## JOB
In the entries below, how many lines hold the string "viewed"? Give only the number.

Stored data:
--- start ---

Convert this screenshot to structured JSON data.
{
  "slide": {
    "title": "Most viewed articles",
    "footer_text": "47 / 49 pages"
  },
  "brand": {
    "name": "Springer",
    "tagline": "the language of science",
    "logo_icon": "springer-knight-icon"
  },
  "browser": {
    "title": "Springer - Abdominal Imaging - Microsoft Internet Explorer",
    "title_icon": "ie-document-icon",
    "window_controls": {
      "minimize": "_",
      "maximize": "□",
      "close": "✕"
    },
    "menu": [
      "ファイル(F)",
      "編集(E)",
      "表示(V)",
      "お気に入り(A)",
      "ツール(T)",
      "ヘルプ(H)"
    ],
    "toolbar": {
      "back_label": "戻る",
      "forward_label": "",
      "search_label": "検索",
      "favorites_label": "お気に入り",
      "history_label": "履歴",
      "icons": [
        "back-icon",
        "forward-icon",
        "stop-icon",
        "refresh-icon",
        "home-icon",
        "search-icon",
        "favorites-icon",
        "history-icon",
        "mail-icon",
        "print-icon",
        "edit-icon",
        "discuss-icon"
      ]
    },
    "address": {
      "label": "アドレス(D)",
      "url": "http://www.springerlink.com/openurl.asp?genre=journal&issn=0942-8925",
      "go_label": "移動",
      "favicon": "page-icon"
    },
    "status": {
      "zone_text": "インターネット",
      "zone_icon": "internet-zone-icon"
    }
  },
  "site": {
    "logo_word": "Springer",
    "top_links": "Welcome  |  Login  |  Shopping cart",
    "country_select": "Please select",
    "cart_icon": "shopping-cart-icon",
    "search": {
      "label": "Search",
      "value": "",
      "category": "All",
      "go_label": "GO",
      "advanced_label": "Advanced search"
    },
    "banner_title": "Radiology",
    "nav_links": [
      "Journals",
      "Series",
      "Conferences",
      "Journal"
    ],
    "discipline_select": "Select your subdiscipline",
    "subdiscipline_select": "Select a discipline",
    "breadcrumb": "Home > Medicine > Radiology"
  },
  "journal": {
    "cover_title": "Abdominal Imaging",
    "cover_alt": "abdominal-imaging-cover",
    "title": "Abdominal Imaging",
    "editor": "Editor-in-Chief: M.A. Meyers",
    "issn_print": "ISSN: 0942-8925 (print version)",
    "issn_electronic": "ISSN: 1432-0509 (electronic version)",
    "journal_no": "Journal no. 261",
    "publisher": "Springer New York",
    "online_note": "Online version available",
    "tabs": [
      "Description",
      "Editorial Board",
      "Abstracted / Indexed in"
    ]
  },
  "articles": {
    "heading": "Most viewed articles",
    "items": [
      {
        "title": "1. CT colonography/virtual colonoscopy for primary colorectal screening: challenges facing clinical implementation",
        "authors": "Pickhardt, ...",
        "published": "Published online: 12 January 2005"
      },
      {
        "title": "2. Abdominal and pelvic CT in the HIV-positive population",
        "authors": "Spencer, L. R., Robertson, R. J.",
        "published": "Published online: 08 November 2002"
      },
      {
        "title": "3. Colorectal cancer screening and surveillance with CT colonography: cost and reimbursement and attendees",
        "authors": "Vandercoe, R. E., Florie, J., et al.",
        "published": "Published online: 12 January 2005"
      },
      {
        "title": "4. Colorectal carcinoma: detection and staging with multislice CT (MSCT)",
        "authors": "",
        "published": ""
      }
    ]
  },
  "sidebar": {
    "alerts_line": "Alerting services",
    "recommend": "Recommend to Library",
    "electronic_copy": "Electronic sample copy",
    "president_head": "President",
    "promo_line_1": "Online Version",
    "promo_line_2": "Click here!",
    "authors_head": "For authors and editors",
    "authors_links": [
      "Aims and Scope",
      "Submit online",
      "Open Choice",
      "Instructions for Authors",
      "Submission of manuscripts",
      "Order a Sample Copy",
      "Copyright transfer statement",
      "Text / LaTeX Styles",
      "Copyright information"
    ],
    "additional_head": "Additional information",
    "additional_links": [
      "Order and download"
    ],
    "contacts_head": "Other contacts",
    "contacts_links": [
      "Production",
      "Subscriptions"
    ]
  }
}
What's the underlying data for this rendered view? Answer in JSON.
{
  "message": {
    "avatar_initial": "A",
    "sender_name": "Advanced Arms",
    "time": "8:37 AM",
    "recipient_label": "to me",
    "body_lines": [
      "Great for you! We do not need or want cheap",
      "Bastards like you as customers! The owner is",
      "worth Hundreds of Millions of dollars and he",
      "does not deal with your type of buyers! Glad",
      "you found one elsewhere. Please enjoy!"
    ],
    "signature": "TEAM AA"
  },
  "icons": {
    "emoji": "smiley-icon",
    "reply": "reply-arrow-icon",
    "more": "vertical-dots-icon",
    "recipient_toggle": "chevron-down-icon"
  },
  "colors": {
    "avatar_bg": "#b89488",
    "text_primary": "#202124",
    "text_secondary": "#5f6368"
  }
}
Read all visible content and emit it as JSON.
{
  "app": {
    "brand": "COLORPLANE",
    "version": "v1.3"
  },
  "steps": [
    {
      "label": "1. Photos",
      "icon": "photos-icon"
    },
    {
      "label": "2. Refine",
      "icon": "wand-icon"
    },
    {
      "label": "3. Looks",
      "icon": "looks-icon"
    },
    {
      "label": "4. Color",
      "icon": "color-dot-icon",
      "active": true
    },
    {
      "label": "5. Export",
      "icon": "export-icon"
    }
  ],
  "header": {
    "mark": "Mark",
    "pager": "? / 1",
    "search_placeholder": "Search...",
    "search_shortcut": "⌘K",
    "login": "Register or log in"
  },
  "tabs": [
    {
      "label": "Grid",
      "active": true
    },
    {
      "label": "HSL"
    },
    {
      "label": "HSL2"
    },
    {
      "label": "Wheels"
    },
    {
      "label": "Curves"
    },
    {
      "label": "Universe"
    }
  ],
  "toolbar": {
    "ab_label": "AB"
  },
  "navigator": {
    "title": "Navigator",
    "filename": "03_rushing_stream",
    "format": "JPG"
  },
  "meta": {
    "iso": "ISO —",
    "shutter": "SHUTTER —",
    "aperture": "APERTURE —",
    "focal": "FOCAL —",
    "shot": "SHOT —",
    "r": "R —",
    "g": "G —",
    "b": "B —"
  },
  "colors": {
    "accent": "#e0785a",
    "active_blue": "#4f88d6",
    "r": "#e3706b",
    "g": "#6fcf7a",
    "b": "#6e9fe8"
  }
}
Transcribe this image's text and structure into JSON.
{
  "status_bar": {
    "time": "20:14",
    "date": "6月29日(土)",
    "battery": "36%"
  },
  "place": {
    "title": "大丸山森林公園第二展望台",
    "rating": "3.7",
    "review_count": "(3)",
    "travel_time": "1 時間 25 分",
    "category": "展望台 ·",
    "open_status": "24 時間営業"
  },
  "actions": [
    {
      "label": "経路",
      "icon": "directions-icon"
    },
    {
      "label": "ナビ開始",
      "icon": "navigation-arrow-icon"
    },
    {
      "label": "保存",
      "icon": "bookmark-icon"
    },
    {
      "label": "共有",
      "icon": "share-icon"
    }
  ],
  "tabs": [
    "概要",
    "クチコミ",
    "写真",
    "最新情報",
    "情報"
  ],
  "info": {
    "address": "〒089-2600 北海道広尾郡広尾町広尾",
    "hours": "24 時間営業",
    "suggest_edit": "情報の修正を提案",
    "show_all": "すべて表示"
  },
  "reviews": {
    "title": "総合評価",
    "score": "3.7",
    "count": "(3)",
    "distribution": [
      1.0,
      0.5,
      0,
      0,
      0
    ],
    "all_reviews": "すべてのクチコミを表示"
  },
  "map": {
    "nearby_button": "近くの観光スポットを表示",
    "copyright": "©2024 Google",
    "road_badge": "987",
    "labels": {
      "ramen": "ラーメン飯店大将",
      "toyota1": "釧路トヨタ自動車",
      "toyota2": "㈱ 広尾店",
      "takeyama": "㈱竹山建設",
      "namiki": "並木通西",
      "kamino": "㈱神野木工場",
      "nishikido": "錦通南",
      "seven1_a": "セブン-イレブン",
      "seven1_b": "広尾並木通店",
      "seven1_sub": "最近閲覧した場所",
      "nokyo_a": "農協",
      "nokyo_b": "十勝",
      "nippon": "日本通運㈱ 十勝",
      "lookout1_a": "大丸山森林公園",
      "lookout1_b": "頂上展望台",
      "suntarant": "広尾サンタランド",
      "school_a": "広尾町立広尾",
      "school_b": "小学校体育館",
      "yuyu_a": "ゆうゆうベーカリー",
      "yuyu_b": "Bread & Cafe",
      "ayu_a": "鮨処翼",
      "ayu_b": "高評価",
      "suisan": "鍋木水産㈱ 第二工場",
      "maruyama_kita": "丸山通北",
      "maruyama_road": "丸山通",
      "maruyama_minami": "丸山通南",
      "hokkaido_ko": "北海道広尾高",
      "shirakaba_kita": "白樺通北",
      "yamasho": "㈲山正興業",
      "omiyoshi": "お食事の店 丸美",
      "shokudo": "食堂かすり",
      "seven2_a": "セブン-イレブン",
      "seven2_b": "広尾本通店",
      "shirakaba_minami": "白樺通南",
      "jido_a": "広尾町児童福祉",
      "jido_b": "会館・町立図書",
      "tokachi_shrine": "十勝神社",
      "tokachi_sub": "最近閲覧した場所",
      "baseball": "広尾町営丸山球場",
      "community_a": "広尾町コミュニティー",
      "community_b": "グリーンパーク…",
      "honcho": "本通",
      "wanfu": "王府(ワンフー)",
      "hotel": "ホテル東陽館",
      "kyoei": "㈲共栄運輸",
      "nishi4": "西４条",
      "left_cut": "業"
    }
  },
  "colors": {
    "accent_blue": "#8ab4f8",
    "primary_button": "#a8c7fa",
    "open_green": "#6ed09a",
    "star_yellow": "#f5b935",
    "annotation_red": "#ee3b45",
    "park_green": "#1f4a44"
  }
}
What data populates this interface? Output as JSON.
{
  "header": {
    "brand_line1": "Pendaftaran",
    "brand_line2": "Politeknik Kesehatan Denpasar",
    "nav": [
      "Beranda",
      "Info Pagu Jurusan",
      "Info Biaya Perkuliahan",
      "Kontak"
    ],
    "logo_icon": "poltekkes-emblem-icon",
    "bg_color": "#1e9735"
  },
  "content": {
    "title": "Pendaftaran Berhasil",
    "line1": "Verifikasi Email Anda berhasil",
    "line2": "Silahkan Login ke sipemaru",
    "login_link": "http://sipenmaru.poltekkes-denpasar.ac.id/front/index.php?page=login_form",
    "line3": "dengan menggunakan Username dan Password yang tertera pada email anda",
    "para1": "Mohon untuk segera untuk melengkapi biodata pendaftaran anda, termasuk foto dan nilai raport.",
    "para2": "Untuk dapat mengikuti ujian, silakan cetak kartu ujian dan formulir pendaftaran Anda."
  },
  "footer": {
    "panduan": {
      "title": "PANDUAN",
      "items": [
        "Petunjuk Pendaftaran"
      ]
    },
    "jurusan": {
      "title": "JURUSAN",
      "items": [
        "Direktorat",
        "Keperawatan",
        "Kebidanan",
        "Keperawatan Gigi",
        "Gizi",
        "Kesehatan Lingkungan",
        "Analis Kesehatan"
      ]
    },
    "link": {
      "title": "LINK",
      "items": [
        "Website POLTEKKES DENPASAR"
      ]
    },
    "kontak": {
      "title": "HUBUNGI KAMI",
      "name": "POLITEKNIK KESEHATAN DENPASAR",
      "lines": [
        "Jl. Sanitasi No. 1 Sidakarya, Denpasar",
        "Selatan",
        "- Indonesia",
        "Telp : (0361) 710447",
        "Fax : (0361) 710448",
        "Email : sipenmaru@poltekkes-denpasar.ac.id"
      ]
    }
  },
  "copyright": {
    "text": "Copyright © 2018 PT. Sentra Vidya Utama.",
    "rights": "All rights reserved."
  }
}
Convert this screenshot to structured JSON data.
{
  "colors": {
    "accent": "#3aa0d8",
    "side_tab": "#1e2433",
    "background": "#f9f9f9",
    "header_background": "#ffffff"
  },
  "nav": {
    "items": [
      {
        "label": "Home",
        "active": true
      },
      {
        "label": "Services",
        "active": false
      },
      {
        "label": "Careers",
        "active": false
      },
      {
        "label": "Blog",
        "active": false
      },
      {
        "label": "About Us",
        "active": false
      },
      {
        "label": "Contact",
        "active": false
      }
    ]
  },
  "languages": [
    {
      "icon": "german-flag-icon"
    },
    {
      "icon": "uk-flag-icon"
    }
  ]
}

--- end ---

## EXERCISE RESULT
2